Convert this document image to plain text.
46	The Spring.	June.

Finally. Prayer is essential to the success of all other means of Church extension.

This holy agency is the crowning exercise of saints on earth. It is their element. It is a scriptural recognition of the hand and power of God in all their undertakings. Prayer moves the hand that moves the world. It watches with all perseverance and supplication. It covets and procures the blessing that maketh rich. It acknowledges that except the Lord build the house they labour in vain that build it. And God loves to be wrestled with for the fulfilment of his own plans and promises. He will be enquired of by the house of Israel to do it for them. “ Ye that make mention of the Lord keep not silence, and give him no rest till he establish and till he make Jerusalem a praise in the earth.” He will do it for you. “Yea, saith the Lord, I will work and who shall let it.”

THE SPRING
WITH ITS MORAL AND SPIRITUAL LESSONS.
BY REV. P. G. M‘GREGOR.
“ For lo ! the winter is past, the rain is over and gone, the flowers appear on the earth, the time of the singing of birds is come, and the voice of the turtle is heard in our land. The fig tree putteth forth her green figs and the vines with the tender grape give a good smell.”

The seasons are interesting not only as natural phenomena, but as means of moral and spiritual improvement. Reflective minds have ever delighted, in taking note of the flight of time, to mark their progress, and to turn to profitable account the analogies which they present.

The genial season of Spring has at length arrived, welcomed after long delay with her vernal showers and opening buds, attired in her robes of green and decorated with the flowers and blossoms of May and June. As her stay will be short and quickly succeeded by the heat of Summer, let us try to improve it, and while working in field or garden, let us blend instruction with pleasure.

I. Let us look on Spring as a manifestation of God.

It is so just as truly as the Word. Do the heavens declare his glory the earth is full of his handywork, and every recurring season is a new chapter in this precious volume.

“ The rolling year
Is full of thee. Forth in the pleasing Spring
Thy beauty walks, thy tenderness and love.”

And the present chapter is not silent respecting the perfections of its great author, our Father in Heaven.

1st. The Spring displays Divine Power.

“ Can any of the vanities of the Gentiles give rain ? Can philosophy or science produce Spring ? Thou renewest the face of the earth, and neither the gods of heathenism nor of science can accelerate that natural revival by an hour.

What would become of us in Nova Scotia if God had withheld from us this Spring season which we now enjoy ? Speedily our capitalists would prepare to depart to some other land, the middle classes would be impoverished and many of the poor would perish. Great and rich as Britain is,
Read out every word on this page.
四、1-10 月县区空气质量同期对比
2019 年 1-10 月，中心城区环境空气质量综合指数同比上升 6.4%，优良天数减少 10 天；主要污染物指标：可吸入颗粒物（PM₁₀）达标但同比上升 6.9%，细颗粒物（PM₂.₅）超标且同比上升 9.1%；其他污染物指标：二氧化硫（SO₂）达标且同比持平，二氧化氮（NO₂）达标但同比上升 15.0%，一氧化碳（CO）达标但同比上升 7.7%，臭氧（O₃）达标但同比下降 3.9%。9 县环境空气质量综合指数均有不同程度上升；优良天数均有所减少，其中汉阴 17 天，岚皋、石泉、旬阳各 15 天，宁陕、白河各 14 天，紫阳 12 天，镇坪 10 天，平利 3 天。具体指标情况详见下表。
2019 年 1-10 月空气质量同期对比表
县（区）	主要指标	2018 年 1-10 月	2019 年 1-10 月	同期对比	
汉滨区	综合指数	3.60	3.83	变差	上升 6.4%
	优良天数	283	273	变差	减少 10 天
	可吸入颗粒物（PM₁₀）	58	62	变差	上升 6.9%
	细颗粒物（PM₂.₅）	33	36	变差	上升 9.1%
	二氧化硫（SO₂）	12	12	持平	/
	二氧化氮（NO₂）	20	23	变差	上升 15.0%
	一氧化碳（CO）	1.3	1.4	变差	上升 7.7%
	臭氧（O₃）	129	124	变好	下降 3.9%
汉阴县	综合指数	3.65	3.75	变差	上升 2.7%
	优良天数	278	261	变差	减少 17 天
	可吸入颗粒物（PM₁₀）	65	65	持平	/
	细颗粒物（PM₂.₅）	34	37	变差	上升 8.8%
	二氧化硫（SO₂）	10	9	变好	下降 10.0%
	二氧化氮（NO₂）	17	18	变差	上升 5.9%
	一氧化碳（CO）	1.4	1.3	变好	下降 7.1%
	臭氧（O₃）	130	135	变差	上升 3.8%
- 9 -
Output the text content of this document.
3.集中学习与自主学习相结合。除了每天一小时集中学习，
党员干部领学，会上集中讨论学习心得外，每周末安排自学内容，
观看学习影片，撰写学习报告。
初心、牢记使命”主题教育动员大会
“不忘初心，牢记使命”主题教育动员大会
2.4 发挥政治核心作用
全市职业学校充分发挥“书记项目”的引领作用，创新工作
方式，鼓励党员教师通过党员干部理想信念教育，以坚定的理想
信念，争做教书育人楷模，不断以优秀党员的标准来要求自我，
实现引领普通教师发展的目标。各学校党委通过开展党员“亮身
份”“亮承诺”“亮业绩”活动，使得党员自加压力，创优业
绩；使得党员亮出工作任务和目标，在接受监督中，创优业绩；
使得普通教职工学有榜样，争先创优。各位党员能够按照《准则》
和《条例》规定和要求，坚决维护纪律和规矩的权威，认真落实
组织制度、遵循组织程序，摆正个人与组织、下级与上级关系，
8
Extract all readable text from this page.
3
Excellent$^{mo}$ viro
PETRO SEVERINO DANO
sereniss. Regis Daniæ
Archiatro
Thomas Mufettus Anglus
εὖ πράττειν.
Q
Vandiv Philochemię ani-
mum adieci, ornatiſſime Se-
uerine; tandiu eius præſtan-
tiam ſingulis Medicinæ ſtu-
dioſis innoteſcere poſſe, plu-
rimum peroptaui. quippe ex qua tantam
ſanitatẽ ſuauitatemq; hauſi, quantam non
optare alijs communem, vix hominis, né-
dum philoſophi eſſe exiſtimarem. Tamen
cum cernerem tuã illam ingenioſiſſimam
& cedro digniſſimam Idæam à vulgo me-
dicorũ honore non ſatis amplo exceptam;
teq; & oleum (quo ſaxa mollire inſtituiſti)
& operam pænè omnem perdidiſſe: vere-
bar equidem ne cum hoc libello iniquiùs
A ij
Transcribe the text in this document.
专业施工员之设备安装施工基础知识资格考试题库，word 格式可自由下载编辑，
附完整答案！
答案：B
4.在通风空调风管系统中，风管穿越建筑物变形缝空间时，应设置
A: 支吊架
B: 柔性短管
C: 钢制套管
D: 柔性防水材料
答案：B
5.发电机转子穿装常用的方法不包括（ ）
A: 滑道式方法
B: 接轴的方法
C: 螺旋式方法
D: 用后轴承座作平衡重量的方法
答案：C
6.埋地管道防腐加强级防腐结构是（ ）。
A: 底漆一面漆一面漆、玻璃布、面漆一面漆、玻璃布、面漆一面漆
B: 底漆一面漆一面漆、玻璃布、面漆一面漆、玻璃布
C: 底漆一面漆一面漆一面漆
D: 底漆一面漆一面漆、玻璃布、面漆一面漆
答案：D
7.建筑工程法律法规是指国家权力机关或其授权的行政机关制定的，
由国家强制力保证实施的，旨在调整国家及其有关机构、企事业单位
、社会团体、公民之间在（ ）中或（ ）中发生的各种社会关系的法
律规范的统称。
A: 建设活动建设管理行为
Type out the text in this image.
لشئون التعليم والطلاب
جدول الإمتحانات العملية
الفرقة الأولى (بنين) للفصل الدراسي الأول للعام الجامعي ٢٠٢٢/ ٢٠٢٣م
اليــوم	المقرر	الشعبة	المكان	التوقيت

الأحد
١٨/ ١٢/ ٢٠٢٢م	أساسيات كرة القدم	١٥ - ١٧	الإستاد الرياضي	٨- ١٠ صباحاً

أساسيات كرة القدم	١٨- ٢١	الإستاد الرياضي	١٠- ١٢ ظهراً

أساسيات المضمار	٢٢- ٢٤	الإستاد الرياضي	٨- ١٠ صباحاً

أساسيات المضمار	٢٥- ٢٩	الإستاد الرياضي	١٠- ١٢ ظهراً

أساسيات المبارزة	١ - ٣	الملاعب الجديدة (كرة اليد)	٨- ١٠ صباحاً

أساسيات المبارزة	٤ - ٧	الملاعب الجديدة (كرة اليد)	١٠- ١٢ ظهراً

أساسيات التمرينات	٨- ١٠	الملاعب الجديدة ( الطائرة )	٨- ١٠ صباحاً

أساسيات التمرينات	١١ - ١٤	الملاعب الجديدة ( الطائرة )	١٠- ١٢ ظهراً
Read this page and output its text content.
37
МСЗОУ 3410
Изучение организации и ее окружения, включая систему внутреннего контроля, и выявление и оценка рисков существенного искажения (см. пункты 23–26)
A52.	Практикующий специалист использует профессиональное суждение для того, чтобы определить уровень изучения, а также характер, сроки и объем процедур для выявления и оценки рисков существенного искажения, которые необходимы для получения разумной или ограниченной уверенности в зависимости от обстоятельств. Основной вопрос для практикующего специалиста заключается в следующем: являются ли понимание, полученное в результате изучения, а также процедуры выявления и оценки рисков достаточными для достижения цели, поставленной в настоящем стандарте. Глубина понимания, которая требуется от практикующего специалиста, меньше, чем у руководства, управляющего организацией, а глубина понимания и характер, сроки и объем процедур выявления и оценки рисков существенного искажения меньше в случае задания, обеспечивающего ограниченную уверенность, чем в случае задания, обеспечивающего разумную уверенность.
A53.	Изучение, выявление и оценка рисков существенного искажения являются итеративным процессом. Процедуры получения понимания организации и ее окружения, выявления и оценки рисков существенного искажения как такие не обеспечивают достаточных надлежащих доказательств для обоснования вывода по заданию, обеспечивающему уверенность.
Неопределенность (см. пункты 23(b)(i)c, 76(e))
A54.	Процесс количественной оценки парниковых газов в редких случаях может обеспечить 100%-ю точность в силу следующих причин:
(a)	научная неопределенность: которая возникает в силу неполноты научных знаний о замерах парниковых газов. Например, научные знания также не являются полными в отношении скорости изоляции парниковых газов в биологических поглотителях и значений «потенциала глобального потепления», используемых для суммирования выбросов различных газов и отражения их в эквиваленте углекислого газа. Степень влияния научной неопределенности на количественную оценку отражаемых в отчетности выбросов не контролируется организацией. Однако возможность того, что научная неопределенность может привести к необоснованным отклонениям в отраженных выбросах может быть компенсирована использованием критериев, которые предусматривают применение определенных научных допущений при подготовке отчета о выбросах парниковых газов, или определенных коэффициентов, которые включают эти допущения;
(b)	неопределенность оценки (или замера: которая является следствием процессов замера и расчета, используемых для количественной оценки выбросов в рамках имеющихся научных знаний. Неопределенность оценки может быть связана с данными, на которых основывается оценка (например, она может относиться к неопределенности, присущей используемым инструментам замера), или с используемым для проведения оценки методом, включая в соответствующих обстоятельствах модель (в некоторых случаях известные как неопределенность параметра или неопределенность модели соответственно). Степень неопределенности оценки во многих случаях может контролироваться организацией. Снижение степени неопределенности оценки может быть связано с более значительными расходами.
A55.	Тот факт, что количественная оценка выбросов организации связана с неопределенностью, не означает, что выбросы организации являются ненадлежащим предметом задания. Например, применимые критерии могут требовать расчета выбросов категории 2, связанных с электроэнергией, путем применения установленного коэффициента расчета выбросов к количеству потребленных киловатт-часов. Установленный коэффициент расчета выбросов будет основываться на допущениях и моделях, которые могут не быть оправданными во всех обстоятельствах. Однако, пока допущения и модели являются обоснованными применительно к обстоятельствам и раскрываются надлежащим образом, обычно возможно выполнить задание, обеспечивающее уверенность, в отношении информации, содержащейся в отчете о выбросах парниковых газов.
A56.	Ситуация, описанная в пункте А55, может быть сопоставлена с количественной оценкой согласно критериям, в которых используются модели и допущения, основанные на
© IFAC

WHAT THIS TASK INVOLVES: Every line that holds the word "существенного" should be extracted.

RESPONSE BELOW:
Изучение организации и ее окружения, включая систему внутреннего контроля, и выявление и оценка рисков существенного искажения (см. пункты 23–26)
A52.	Практикующий специалист использует профессиональное суждение для того, чтобы определить уровень изучения, а также характер, сроки и объем процедур для выявления и оценки рисков существенного искажения, которые необходимы для получения разумной или ограниченной уверенности в зависимости от обстоятельств. Основной вопрос для практикующего специалиста заключается в следующем: являются ли понимание, полученное в результате изучения, а также процедуры выявления и оценки рисков достаточными для достижения цели, поставленной в настоящем стандарте. Глубина понимания, которая требуется от практикующего специалиста, меньше, чем у руководства, управляющего организацией, а глубина понимания и характер, сроки и объем процедур выявления и оценки рисков существенного искажения меньше в случае задания, обеспечивающего ограниченную уверенность, чем в случае задания, обеспечивающего разумную уверенность.
A53.	Изучение, выявление и оценка рисков существенного искажения являются итеративным процессом. Процедуры получения понимания организации и ее окружения, выявления и оценки рисков существенного искажения как такие не обеспечивают достаточных надлежащих доказательств для обоснования вывода по заданию, обеспечивающему уверенность.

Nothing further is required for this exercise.